Items listed in a dataset
++++++++
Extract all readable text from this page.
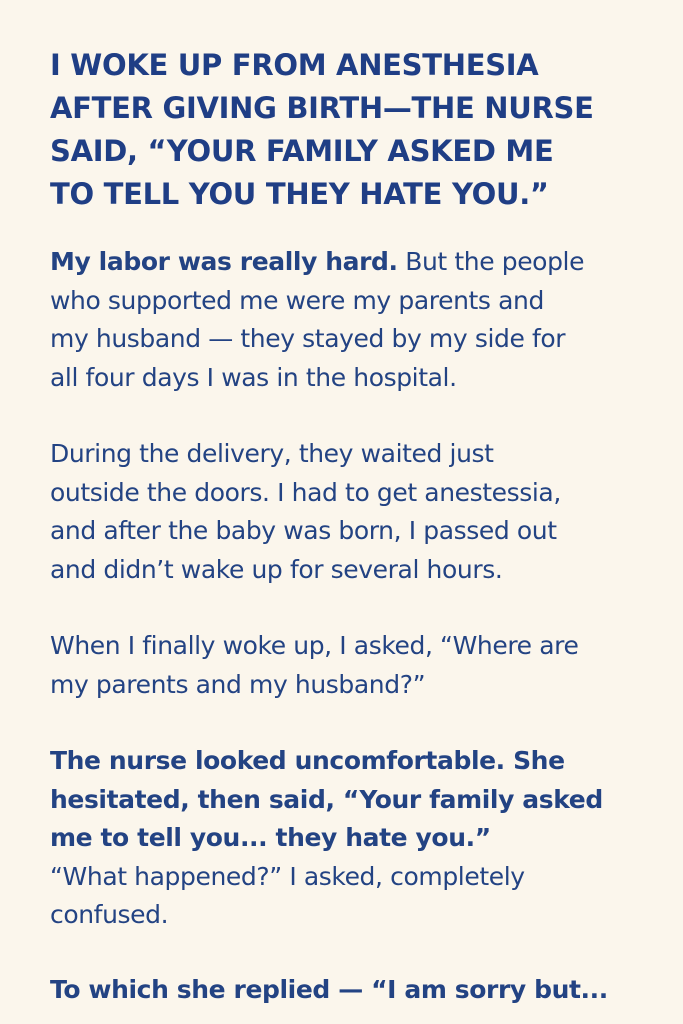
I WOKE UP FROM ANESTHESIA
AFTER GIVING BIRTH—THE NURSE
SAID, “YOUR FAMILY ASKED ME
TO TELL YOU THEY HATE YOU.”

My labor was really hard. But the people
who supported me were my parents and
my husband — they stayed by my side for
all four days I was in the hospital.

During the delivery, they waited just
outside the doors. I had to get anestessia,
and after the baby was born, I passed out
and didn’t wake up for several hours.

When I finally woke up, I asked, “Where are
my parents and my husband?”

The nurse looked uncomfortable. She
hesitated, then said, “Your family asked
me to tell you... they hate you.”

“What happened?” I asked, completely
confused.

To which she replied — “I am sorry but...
++++++++
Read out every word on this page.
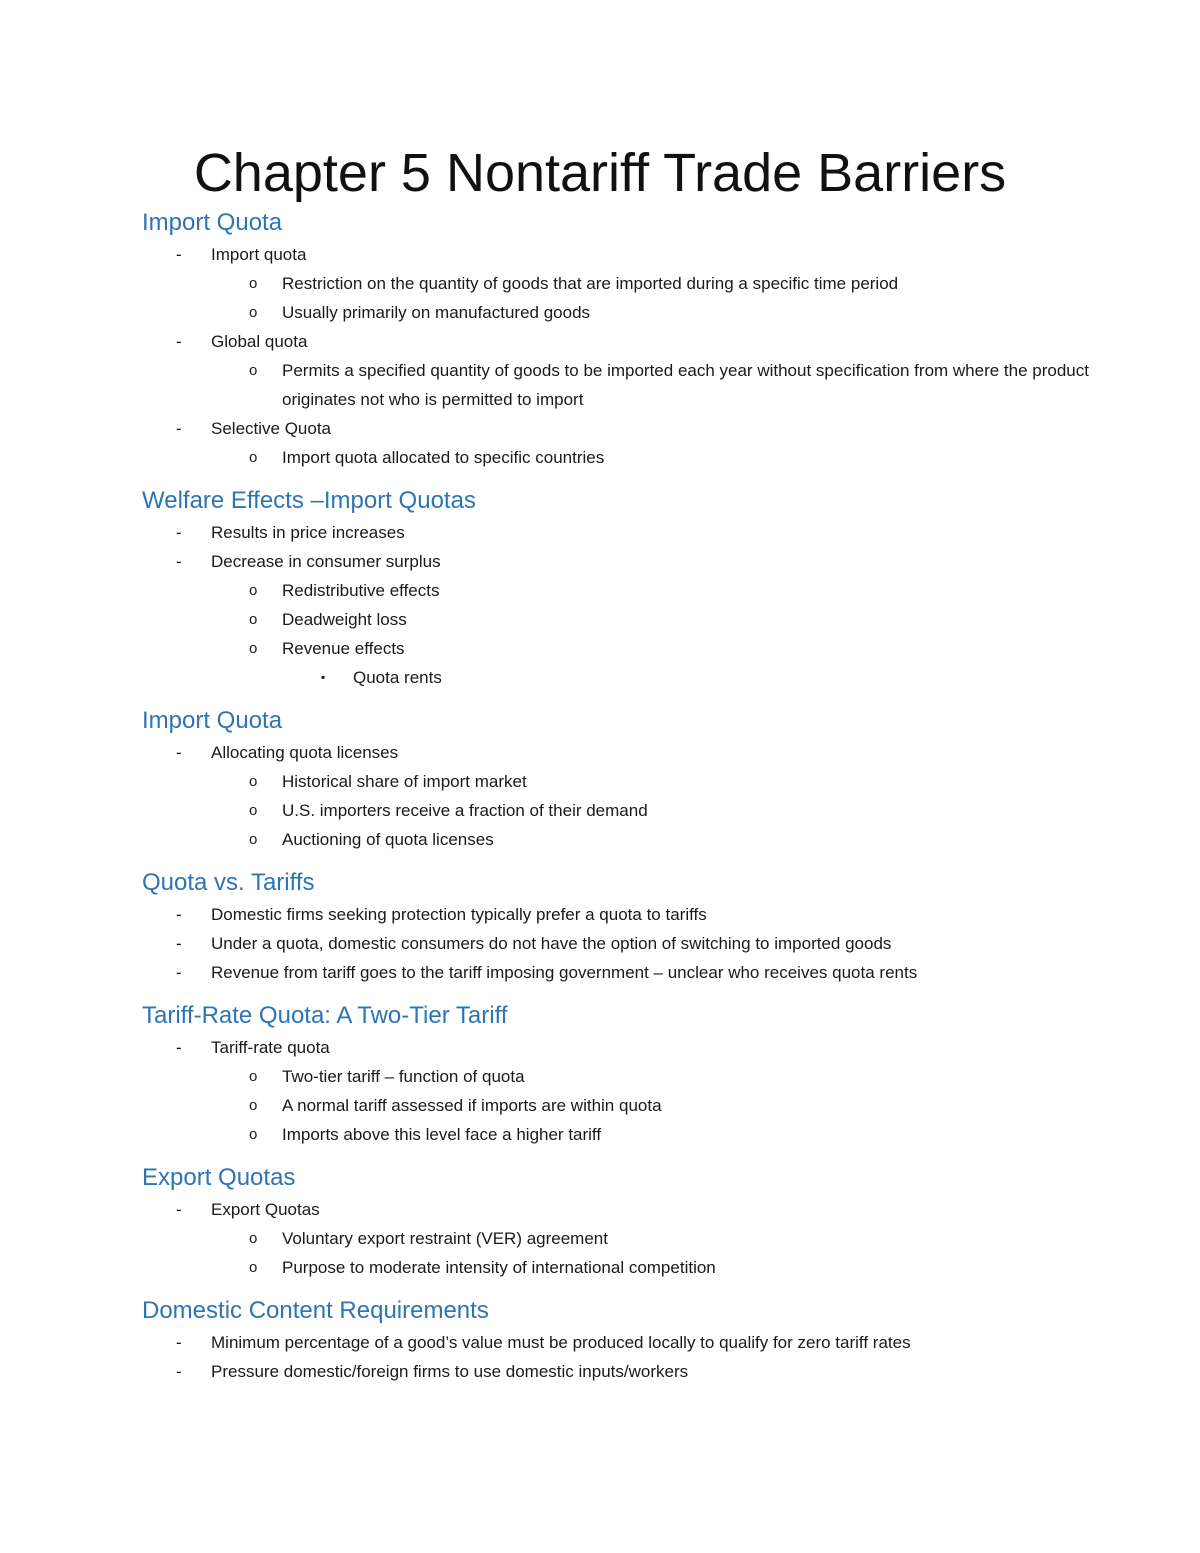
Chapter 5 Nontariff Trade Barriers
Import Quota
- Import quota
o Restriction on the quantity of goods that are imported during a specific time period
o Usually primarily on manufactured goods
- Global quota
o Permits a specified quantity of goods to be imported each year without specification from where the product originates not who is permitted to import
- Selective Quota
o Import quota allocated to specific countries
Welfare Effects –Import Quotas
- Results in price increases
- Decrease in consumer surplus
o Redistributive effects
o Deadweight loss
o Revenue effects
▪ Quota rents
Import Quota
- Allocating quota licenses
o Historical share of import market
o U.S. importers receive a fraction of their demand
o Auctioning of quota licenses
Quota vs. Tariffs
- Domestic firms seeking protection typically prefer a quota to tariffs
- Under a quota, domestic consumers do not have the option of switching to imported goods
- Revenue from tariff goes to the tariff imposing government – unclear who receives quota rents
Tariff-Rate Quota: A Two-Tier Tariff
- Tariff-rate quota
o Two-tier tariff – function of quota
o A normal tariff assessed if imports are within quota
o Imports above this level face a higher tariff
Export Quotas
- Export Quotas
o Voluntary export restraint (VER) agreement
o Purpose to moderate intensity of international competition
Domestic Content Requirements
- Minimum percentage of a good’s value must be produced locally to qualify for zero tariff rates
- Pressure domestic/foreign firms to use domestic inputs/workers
++++++++
» Given problem: In the listing above, find each line with the word "licenses" and copy it.

» Full output:
- Allocating quota licenses
o Auctioning of quota licenses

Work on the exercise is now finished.